Task objective: Search the material and gather each line with "opening" in it.

[BEGIN Data lines]

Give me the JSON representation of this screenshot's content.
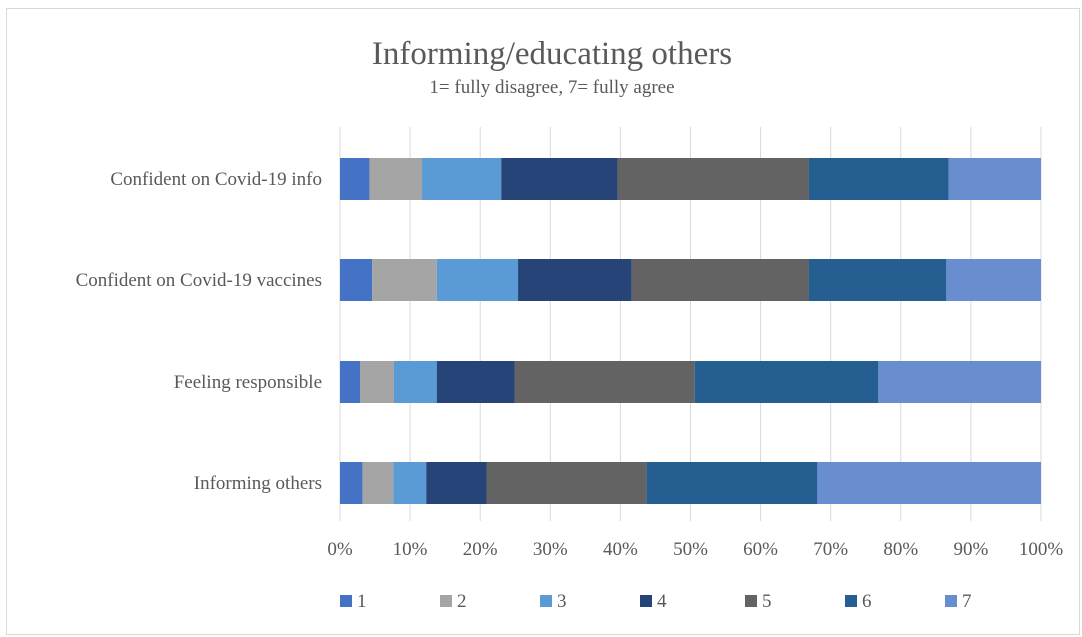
{
  "chart_data": {
    "type": "bar",
    "orientation": "horizontal",
    "stacked": "percent",
    "title": "Informing/educating others",
    "subtitle": "1= fully disagree, 7= fully agree",
    "categories": [
      "Confident on Covid-19 info",
      "Confident on Covid-19 vaccines",
      "Feeling responsible",
      "Informing others"
    ],
    "series": [
      {
        "name": "1",
        "color": "#4472c4",
        "values": [
          4.2,
          4.6,
          2.9,
          3.2
        ]
      },
      {
        "name": "2",
        "color": "#a5a5a5",
        "values": [
          7.5,
          9.2,
          4.8,
          4.4
        ]
      },
      {
        "name": "3",
        "color": "#5b9bd5",
        "values": [
          11.3,
          11.6,
          6.1,
          4.7
        ]
      },
      {
        "name": "4",
        "color": "#264478",
        "values": [
          16.6,
          16.2,
          11.1,
          8.6
        ]
      },
      {
        "name": "5",
        "color": "#636363",
        "values": [
          27.3,
          25.3,
          25.7,
          22.8
        ]
      },
      {
        "name": "6",
        "color": "#255e91",
        "values": [
          19.9,
          19.6,
          26.2,
          24.4
        ]
      },
      {
        "name": "7",
        "color": "#698ed0",
        "values": [
          13.2,
          13.5,
          23.2,
          31.9
        ]
      }
    ],
    "xticks": [
      "0%",
      "10%",
      "20%",
      "30%",
      "40%",
      "50%",
      "60%",
      "70%",
      "80%",
      "90%",
      "100%"
    ],
    "xlim": [
      0,
      100
    ],
    "grid": "vertical",
    "legend_position": "bottom"
  }
}
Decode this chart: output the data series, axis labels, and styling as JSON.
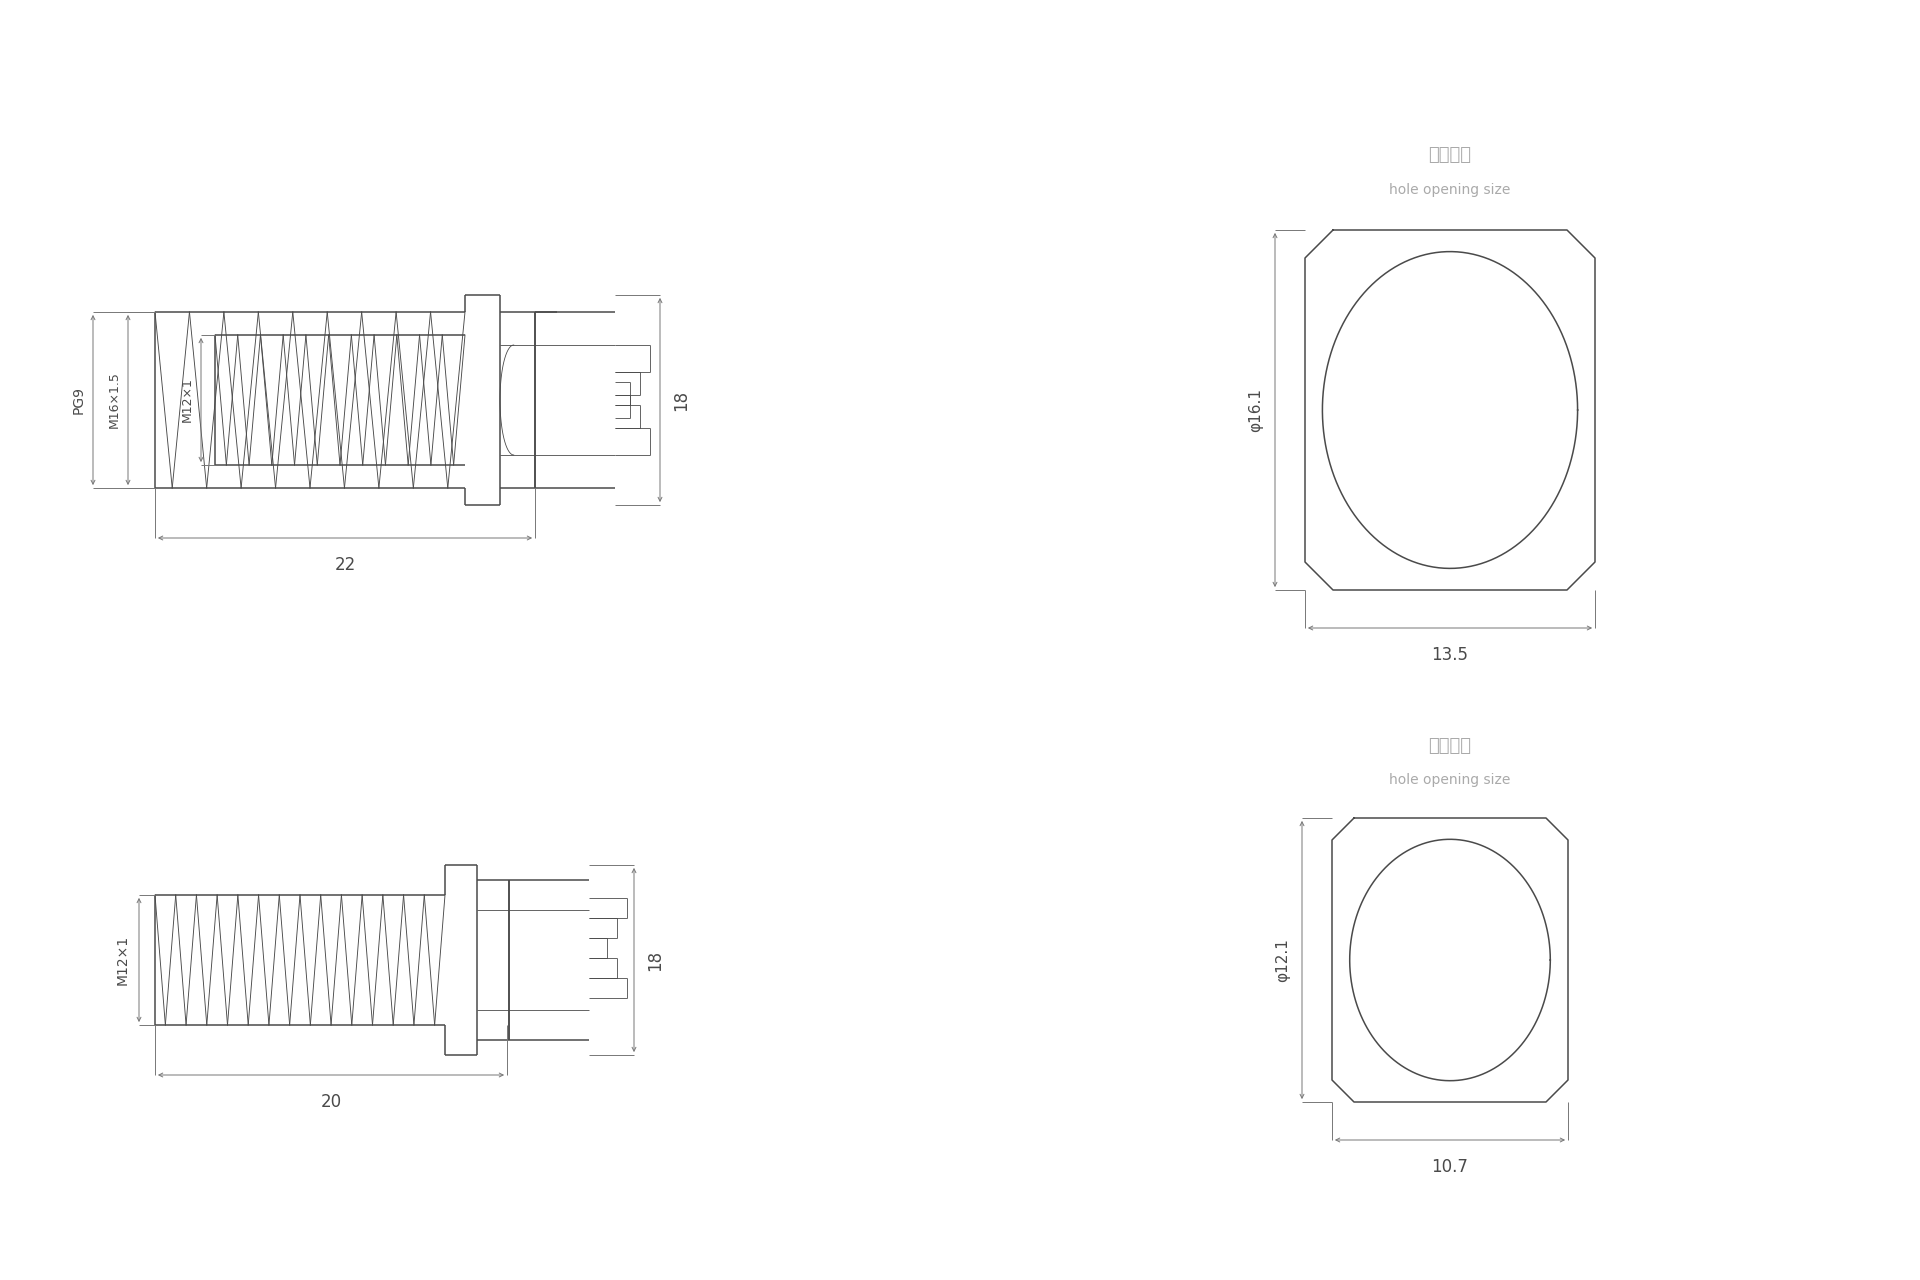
{
  "bg_color": "#ffffff",
  "line_color": "#4a4a4a",
  "dim_color": "#777777",
  "text_color": "#4a4a4a",
  "title_color": "#aaaaaa",
  "figsize": [
    19.2,
    12.8
  ],
  "dpi": 100,
  "annotations": {
    "top_pg9_label": "PG9",
    "top_m16_label": "M16×1.5",
    "top_m12_label": "M12×1",
    "top_dim_18": "18",
    "top_dim_22": "22",
    "bot_m12_label": "M12×1",
    "bot_dim_18": "18",
    "bot_dim_20": "20",
    "top_hole_title_cn": "开孔尺寸",
    "top_hole_title_en": "hole opening size",
    "top_hole_dia": "φ16.1",
    "top_hole_width": "13.5",
    "bot_hole_title_cn": "开孔尺寸",
    "bot_hole_title_en": "hole opening size",
    "bot_hole_dia": "φ12.1",
    "bot_hole_width": "10.7"
  }
}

[END Data lines]

Solution to this task:
    "top_hole_title_en": "hole opening size",
    "bot_hole_title_en": "hole opening size",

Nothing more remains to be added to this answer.